▶ [Your task]: Reproduce, word for word, every line starting at the line that contains "Output a JSON" and ending with the final line of the entries.

══════════════════════════════

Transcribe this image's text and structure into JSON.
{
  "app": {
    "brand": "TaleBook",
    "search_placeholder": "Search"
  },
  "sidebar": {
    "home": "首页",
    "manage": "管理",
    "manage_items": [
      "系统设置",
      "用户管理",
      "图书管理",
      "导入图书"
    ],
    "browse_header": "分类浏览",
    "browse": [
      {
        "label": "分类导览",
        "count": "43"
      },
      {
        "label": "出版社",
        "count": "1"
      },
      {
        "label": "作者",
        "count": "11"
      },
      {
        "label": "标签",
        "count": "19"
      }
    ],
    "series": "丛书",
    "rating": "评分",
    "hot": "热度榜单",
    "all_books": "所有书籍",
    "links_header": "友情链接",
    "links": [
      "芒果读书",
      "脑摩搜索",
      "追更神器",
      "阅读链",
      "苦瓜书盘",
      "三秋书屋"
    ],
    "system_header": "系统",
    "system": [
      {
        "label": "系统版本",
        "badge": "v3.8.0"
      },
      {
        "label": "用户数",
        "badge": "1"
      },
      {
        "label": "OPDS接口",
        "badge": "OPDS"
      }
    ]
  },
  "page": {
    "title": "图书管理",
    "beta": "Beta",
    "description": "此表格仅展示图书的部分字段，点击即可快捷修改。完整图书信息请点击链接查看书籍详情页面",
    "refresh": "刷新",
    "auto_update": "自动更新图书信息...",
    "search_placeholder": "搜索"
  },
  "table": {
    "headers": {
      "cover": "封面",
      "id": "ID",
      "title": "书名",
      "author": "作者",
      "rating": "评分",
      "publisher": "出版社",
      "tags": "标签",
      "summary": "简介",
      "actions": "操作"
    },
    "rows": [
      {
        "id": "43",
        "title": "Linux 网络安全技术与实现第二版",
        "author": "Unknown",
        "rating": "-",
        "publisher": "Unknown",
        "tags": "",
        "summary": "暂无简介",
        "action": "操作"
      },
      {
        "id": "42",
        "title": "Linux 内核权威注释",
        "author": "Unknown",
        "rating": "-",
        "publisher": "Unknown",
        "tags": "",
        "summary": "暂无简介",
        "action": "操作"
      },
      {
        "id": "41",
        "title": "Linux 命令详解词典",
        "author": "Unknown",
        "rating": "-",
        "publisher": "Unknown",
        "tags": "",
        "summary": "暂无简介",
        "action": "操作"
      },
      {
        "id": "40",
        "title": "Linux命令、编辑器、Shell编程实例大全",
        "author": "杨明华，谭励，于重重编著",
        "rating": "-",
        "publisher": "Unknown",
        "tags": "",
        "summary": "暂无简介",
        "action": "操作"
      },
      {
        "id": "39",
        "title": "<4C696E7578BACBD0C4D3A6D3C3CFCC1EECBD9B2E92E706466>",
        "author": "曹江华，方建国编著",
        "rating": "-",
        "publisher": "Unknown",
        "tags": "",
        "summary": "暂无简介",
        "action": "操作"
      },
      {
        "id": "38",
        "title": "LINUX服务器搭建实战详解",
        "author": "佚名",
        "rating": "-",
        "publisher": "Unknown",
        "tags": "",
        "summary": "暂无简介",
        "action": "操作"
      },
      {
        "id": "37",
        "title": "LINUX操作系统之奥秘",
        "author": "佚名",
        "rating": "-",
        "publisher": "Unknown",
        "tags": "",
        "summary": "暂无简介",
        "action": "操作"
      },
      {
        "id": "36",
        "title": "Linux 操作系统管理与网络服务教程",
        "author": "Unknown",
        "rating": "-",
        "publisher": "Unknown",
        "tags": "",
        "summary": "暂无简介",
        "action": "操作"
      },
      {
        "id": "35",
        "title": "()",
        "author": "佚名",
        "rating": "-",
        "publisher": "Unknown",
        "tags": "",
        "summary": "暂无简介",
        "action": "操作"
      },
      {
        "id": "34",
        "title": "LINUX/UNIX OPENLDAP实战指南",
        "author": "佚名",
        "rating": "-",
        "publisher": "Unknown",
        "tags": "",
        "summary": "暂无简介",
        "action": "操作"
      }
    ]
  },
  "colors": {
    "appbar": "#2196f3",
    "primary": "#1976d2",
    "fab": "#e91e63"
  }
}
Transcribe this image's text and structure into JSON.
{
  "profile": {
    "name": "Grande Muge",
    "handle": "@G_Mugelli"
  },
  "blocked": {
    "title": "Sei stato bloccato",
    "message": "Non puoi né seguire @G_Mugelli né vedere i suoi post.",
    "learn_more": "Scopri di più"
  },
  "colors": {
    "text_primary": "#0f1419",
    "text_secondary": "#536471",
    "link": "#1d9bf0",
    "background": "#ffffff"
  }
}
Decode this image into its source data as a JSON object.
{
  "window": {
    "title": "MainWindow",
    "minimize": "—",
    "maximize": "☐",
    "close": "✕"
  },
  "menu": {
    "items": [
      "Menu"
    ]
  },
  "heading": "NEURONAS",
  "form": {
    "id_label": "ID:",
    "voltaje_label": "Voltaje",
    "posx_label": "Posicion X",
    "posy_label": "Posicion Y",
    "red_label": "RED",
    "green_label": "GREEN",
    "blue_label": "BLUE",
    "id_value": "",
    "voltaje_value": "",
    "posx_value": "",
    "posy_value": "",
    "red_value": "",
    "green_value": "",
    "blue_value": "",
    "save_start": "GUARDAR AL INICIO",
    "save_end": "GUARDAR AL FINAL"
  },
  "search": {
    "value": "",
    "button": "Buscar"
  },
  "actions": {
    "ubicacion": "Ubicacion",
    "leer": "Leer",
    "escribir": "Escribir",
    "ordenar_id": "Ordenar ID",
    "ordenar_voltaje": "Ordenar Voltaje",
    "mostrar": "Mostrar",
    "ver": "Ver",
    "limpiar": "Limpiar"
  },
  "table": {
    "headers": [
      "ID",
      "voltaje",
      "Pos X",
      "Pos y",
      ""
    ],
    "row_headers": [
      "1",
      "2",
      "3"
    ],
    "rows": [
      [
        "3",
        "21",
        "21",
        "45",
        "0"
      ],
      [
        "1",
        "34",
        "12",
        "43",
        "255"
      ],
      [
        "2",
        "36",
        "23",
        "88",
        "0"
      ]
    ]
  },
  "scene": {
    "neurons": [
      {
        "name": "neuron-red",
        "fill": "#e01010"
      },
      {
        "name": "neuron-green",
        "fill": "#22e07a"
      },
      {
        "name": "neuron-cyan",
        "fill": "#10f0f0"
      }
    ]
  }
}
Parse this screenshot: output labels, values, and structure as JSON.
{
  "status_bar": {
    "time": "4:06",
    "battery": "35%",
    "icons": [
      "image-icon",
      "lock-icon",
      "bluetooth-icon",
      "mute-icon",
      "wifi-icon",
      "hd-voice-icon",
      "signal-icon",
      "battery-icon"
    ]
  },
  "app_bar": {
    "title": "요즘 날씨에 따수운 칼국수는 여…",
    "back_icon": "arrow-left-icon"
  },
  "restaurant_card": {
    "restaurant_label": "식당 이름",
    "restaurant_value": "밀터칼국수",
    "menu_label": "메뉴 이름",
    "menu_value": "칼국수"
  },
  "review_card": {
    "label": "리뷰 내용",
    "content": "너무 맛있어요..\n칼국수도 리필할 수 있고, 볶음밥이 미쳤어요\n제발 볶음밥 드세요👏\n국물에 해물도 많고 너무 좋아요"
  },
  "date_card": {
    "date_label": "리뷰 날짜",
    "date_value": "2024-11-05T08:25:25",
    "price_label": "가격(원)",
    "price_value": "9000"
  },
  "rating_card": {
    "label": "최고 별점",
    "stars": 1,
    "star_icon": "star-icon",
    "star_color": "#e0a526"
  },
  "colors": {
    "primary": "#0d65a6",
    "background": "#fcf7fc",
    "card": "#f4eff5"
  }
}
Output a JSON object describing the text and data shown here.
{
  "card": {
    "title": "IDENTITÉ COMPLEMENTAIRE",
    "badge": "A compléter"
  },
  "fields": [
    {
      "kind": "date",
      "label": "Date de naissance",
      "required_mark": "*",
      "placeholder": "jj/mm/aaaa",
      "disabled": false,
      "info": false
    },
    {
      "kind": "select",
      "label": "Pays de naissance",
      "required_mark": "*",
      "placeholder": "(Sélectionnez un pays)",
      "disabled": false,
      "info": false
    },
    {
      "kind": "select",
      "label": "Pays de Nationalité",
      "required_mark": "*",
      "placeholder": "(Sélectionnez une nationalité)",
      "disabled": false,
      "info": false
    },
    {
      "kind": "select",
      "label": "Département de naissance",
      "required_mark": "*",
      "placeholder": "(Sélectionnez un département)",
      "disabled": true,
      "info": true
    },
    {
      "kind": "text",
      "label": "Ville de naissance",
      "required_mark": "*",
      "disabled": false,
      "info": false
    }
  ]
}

══════════════════════════════

▶ [Solution for this task]:
Output a JSON object describing the text and data shown here.
{
  "card": {
    "title": "IDENTITÉ COMPLEMENTAIRE",
    "badge": "A compléter"
  },
  "fields": [
    {
      "kind": "date",
      "label": "Date de naissance",
      "required_mark": "*",
      "placeholder": "jj/mm/aaaa",
      "disabled": false,
      "info": false
    },
    {
      "kind": "select",
      "label": "Pays de naissance",
      "required_mark": "*",
      "placeholder": "(Sélectionnez un pays)",
      "disabled": false,
      "info": false
    },
    {
      "kind": "select",
      "label": "Pays de Nationalité",
      "required_mark": "*",
      "placeholder": "(Sélectionnez une nationalité)",
      "disabled": false,
      "info": false
    },
    {
      "kind": "select",
      "label": "Département de naissance",
      "required_mark": "*",
      "placeholder": "(Sélectionnez un département)",
      "disabled": true,
      "info": true
    },
    {
      "kind": "text",
      "label": "Ville de naissance",
      "required_mark": "*",
      "disabled": false,
      "info": false
    }
  ]
}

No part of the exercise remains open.